◆ WHAT THIS TASK INVOLVES
Select from the records below every line that has the word "type" in it.

(Figure contents as structured data)
-- begin --

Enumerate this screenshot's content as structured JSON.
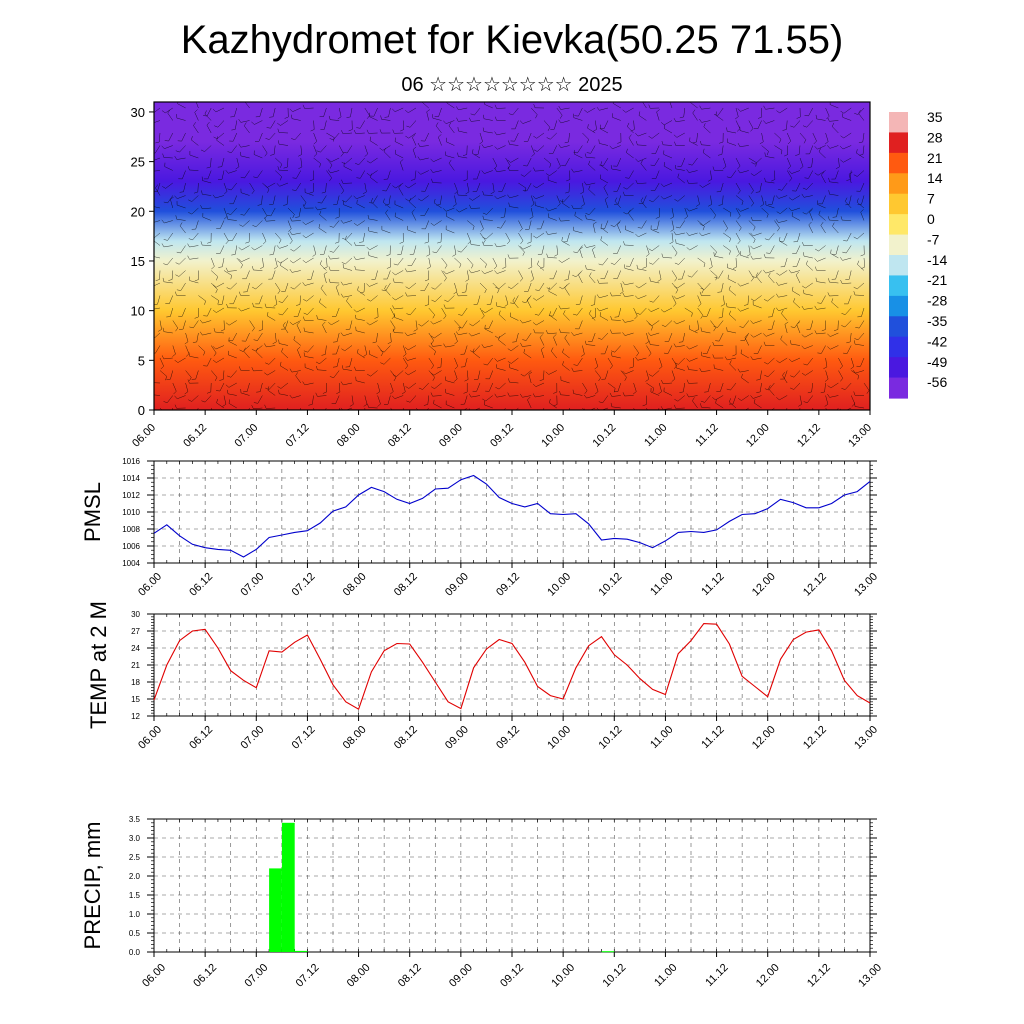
{
  "header": {
    "title": "Kazhydromet for Kievka(50.25 71.55)",
    "subtitle": "06 ☆☆☆☆☆☆☆☆ 2025"
  },
  "time_ticks": [
    "06.00",
    "06.12",
    "07.00",
    "07.12",
    "08.00",
    "08.12",
    "09.00",
    "09.12",
    "10.00",
    "10.12",
    "11.00",
    "11.12",
    "12.00",
    "12.12",
    "13.00"
  ],
  "chart_data": [
    {
      "type": "heatmap",
      "name": "upper-air-temperature-cross-section",
      "x_ticks": [
        "06.00",
        "06.12",
        "07.00",
        "07.12",
        "08.00",
        "08.12",
        "09.00",
        "09.12",
        "10.00",
        "10.12",
        "11.00",
        "11.12",
        "12.00",
        "12.12",
        "13.00"
      ],
      "y_ticks": [
        0,
        5,
        10,
        15,
        20,
        25,
        30
      ],
      "ylim": [
        0,
        31
      ],
      "colorbar_labels": [
        "35",
        "28",
        "21",
        "14",
        "7",
        "0",
        "-7",
        "-14",
        "-21",
        "-28",
        "-35",
        "-42",
        "-49",
        "-56"
      ],
      "colorbar_colors": [
        "#f4b6b6",
        "#e02020",
        "#ff5a10",
        "#ff9a18",
        "#ffc830",
        "#ffe868",
        "#f2f2cc",
        "#bfe6f0",
        "#38c0f0",
        "#1890e6",
        "#2050dc",
        "#3030e8",
        "#4a18e0",
        "#7a2ae0"
      ],
      "level_temperatures": [
        [
          0,
          28
        ],
        [
          5,
          21
        ],
        [
          10,
          7
        ],
        [
          15,
          -7
        ],
        [
          17,
          -14
        ],
        [
          20,
          -35
        ],
        [
          23,
          -49
        ],
        [
          27,
          -56
        ],
        [
          31,
          -56
        ]
      ],
      "overlay": "wind barbs"
    },
    {
      "type": "line",
      "name": "pmsl",
      "ylabel": "PMSL",
      "ylim": [
        1004,
        1016
      ],
      "y_ticks": [
        1004,
        1006,
        1008,
        1010,
        1012,
        1014,
        1016
      ],
      "x_ticks": [
        "06.00",
        "06.12",
        "07.00",
        "07.12",
        "08.00",
        "08.12",
        "09.00",
        "09.12",
        "10.00",
        "10.12",
        "11.00",
        "11.12",
        "12.00",
        "12.12",
        "13.00"
      ],
      "xlim": [
        0,
        168
      ],
      "color": "#0000cc",
      "x": [
        0,
        3,
        6,
        9,
        12,
        15,
        18,
        21,
        24,
        27,
        30,
        33,
        36,
        39,
        42,
        45,
        48,
        51,
        54,
        57,
        60,
        63,
        66,
        69,
        72,
        75,
        78,
        81,
        84,
        87,
        90,
        93,
        96,
        99,
        102,
        105,
        108,
        111,
        114,
        117,
        120,
        123,
        126,
        129,
        132,
        135,
        138,
        141,
        144,
        147,
        150,
        153,
        156,
        159,
        162,
        165,
        168
      ],
      "values": [
        1007.5,
        1008.5,
        1007.2,
        1006.2,
        1005.8,
        1005.6,
        1005.5,
        1004.7,
        1005.6,
        1007.0,
        1007.3,
        1007.6,
        1007.8,
        1008.7,
        1010.1,
        1010.6,
        1012.0,
        1012.9,
        1012.4,
        1011.5,
        1011.0,
        1011.6,
        1012.7,
        1012.8,
        1013.8,
        1014.3,
        1013.3,
        1011.7,
        1011.0,
        1010.6,
        1011.0,
        1009.8,
        1009.7,
        1009.8,
        1008.6,
        1006.7,
        1006.9,
        1006.8,
        1006.4,
        1005.8,
        1006.6,
        1007.6,
        1007.7,
        1007.6,
        1007.9,
        1008.9,
        1009.7,
        1009.8,
        1010.4,
        1011.5,
        1011.1,
        1010.5,
        1010.5,
        1011.0,
        1012.0,
        1012.4,
        1013.6
      ]
    },
    {
      "type": "line",
      "name": "temp-2m",
      "ylabel": "TEMP at 2 M",
      "ylim": [
        12,
        30
      ],
      "y_ticks": [
        12,
        15,
        18,
        21,
        24,
        27,
        30
      ],
      "x_ticks": [
        "06.00",
        "06.12",
        "07.00",
        "07.12",
        "08.00",
        "08.12",
        "09.00",
        "09.12",
        "10.00",
        "10.12",
        "11.00",
        "11.12",
        "12.00",
        "12.12",
        "13.00"
      ],
      "xlim": [
        0,
        168
      ],
      "color": "#e00000",
      "x": [
        0,
        3,
        6,
        9,
        12,
        15,
        18,
        21,
        24,
        27,
        30,
        33,
        36,
        39,
        42,
        45,
        48,
        51,
        54,
        57,
        60,
        63,
        66,
        69,
        72,
        75,
        78,
        81,
        84,
        87,
        90,
        93,
        96,
        99,
        102,
        105,
        108,
        111,
        114,
        117,
        120,
        123,
        126,
        129,
        132,
        135,
        138,
        141,
        144,
        147,
        150,
        153,
        156,
        159,
        162,
        165,
        168
      ],
      "values": [
        14.8,
        21.0,
        25.3,
        27.0,
        27.3,
        24.0,
        20.0,
        18.3,
        17.0,
        23.5,
        23.3,
        25.0,
        26.3,
        22.0,
        17.5,
        14.5,
        13.2,
        19.8,
        23.5,
        24.8,
        24.7,
        21.5,
        18.0,
        14.5,
        13.3,
        20.5,
        23.8,
        25.5,
        24.8,
        21.5,
        17.2,
        15.6,
        15.0,
        20.5,
        24.4,
        26.0,
        22.8,
        21.0,
        18.6,
        16.7,
        15.8,
        23.0,
        25.3,
        28.3,
        28.2,
        24.7,
        19.0,
        17.2,
        15.4,
        22.0,
        25.5,
        26.8,
        27.2,
        23.5,
        18.3,
        15.6,
        14.3
      ]
    },
    {
      "type": "bar",
      "name": "precipitation",
      "ylabel": "PRECIP, mm",
      "ylim": [
        0,
        3.5
      ],
      "y_ticks": [
        "0.0",
        "0.5",
        "1.0",
        "1.5",
        "2.0",
        "2.5",
        "3.0",
        "3.5"
      ],
      "x_ticks": [
        "06.00",
        "06.12",
        "07.00",
        "07.12",
        "08.00",
        "08.12",
        "09.00",
        "09.12",
        "10.00",
        "10.12",
        "11.00",
        "11.12",
        "12.00",
        "12.12",
        "13.00"
      ],
      "xlim": [
        0,
        168
      ],
      "bar_width_hours": 3,
      "color": "#00ff00",
      "x": [
        28.5,
        31.5,
        34.5,
        106.5
      ],
      "values": [
        2.2,
        3.4,
        0.03,
        0.02
      ]
    }
  ]
}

-- end --

◆ TASK ANSWER
      "type": "heatmap",
      "type": "line",
      "type": "line",
      "type": "bar",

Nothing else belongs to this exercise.